### Given exercise
Below are some records. How many of their lines contain the string "ylabel"? Give the number only.

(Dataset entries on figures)
┌──

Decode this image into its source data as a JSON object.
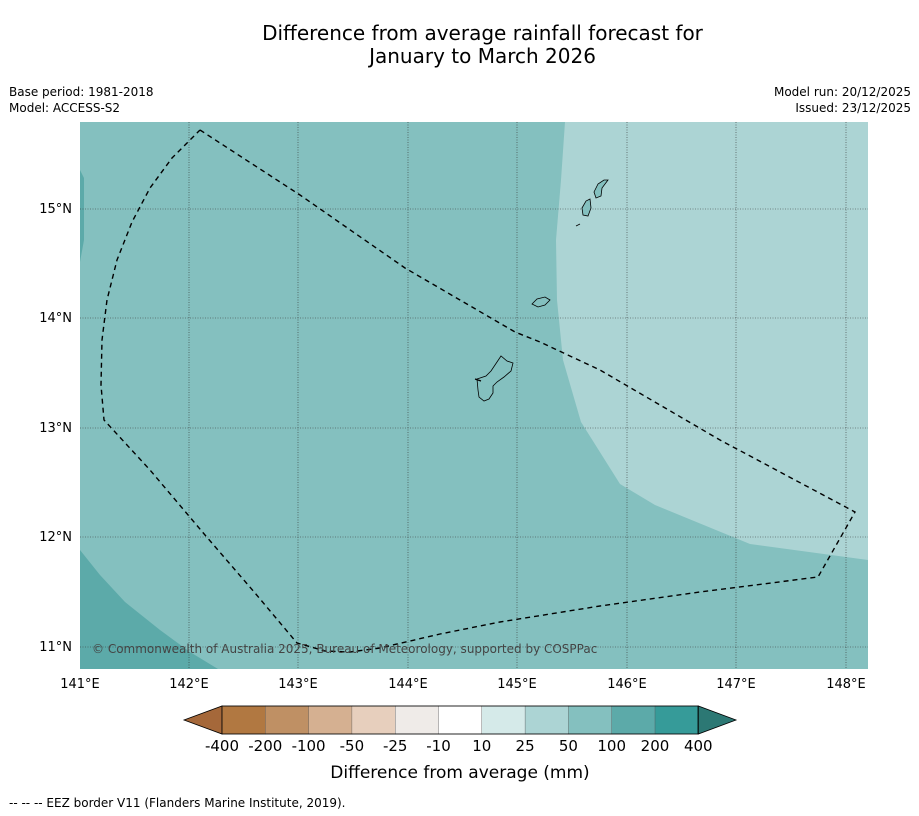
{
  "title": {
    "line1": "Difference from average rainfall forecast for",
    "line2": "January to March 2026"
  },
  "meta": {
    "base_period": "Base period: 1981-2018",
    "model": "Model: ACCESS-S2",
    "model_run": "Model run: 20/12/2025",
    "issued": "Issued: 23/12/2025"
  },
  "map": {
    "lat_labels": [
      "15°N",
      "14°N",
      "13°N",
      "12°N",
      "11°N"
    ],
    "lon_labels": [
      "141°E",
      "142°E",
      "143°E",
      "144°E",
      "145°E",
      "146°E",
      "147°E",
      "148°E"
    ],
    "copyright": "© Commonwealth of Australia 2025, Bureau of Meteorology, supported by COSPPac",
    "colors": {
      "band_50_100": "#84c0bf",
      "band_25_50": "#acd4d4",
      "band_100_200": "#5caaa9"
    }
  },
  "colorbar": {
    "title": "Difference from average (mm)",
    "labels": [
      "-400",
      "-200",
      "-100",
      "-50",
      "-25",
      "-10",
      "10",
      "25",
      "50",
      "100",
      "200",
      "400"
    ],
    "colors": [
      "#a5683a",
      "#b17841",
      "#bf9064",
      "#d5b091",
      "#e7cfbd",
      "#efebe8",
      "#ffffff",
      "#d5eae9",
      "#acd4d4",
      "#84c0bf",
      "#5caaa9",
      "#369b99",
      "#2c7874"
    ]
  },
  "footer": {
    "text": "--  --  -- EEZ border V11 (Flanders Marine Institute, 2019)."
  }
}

└──
┌──

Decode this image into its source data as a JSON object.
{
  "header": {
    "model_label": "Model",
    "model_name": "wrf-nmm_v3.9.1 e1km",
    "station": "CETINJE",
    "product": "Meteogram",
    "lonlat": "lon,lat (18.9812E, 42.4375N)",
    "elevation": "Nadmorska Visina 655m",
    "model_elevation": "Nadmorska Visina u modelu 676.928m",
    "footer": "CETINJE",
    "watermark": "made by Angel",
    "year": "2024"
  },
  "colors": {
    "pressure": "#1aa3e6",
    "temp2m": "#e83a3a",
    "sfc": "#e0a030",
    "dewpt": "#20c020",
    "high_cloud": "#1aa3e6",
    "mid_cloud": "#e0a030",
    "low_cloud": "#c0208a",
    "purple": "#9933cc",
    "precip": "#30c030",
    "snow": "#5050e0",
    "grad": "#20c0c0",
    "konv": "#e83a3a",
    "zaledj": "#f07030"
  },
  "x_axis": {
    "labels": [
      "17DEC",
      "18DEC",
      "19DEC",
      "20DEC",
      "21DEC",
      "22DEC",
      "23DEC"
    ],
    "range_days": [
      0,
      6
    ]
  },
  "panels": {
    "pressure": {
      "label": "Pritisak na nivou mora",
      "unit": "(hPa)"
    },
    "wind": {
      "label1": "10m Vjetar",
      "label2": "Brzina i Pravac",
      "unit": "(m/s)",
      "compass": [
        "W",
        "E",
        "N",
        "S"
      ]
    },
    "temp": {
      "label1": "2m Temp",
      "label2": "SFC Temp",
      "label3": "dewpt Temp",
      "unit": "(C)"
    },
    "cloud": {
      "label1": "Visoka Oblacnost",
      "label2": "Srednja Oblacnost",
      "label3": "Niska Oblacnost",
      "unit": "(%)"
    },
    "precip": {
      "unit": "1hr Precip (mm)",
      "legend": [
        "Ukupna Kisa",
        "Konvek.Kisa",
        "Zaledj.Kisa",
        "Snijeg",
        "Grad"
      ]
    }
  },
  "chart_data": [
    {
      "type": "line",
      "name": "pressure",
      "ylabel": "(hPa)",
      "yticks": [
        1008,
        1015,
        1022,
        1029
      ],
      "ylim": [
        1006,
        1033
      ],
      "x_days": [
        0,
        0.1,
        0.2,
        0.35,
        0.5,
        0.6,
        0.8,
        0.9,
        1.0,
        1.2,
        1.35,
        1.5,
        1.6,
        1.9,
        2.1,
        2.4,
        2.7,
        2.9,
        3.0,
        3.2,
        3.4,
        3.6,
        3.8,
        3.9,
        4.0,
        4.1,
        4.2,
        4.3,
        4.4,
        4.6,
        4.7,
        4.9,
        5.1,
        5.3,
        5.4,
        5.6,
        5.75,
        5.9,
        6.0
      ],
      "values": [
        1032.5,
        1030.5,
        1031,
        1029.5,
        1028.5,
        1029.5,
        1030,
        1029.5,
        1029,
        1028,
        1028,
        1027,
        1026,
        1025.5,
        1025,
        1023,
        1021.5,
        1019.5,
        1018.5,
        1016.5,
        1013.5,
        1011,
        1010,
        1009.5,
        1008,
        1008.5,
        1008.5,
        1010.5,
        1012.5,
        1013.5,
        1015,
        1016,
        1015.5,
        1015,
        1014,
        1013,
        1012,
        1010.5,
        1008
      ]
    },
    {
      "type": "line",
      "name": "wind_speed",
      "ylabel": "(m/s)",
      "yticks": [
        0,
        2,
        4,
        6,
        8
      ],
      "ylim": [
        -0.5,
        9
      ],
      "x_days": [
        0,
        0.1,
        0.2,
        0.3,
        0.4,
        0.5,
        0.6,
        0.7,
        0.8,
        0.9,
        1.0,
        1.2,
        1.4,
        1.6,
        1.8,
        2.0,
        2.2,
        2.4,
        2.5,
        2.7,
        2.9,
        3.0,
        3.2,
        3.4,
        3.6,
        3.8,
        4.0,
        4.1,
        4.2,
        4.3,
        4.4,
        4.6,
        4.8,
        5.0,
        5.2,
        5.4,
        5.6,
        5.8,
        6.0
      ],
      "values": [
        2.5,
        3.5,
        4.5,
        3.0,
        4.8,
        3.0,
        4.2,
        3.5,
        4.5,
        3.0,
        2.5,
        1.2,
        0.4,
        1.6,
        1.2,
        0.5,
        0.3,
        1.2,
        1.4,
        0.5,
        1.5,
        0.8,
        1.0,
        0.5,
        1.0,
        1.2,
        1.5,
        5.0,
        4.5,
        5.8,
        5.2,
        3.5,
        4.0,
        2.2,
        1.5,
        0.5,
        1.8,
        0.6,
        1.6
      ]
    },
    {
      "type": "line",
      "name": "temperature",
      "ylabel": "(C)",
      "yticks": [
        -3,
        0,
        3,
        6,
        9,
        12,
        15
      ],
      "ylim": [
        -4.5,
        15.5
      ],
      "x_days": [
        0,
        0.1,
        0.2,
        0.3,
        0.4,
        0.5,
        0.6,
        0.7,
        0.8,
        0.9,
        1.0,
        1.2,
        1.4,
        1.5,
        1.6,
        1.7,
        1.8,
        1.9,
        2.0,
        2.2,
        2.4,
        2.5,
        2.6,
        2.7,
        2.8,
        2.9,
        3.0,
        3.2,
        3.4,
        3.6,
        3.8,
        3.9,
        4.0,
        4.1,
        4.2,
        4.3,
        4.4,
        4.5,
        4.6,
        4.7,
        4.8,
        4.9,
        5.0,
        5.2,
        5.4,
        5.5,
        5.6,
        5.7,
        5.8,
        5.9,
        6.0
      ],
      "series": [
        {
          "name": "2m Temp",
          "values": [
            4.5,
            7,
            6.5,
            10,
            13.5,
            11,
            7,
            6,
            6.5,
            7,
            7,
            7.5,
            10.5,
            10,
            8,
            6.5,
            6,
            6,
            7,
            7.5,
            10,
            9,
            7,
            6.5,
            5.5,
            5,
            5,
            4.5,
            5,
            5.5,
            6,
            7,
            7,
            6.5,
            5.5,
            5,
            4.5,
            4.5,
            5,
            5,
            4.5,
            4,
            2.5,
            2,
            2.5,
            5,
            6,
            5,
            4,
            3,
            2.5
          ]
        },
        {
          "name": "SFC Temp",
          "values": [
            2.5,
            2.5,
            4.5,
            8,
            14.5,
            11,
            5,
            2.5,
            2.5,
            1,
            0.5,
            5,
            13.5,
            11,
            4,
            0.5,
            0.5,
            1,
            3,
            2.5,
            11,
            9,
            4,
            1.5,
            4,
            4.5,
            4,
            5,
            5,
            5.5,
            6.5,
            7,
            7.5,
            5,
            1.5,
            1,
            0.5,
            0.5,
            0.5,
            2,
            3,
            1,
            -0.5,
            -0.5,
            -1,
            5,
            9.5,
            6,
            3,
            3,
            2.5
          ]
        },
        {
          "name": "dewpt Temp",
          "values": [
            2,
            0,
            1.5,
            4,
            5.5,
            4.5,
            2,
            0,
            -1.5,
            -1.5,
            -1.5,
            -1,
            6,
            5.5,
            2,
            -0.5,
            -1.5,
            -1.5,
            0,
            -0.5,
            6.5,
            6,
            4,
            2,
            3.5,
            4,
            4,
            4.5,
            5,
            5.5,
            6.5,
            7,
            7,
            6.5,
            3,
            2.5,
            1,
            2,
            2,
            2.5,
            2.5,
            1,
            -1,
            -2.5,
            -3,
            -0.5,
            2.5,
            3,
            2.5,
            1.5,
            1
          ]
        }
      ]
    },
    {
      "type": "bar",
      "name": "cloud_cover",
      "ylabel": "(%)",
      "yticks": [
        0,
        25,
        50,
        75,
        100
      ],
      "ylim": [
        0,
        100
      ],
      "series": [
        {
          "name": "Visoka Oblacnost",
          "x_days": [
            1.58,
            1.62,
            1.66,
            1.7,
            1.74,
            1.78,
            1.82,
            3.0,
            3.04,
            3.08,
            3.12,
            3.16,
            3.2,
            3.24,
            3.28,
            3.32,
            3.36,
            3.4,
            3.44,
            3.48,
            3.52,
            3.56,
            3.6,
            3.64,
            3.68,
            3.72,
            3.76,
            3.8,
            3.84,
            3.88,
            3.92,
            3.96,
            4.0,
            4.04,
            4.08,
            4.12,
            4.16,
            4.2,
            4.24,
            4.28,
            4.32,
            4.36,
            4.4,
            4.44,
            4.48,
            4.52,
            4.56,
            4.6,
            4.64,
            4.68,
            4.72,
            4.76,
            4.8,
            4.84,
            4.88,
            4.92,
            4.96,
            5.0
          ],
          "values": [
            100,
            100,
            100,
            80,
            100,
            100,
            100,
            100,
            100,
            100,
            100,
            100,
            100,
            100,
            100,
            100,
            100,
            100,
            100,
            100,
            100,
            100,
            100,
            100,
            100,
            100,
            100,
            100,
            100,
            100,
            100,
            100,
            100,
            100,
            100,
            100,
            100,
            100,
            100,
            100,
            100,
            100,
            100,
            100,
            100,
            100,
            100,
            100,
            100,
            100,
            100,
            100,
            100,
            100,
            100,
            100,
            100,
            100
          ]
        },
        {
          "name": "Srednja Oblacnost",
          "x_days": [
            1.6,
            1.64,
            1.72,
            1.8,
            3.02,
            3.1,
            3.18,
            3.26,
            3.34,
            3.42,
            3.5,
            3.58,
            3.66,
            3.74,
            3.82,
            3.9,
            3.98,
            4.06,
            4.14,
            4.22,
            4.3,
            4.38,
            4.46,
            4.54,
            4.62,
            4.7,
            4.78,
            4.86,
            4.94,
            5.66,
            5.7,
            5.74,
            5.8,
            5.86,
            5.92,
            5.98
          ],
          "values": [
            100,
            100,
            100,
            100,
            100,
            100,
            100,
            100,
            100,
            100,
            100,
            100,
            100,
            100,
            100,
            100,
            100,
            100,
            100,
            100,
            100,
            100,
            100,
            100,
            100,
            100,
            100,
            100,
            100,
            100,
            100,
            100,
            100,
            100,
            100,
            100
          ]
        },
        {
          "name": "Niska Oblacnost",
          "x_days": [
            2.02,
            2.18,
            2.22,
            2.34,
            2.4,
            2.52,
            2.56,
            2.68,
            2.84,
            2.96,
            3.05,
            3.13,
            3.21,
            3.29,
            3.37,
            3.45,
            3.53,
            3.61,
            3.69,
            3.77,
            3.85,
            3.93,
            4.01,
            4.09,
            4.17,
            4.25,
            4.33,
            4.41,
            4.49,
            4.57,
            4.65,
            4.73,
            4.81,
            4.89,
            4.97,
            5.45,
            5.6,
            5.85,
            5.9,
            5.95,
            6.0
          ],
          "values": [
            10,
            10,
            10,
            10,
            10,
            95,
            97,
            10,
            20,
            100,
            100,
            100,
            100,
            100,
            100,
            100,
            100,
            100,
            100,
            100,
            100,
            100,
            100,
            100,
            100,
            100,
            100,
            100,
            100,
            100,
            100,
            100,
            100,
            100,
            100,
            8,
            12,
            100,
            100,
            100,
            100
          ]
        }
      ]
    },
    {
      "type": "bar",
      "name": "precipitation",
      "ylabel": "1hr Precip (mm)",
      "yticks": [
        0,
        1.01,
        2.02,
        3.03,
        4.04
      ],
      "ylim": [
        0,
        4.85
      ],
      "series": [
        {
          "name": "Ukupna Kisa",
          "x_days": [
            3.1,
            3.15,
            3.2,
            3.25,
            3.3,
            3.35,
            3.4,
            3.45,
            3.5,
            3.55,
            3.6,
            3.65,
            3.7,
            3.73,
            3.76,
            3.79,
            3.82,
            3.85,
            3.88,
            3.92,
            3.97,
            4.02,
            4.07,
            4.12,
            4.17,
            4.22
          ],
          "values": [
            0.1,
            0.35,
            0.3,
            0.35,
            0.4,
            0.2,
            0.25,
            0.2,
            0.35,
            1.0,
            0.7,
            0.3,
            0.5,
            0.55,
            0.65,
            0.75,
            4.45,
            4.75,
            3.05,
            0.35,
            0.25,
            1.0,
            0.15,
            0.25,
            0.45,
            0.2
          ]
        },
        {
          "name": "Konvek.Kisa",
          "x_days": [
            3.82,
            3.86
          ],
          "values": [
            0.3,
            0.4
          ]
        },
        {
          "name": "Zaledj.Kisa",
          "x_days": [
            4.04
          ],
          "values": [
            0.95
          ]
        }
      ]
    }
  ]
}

└──

### Answer
5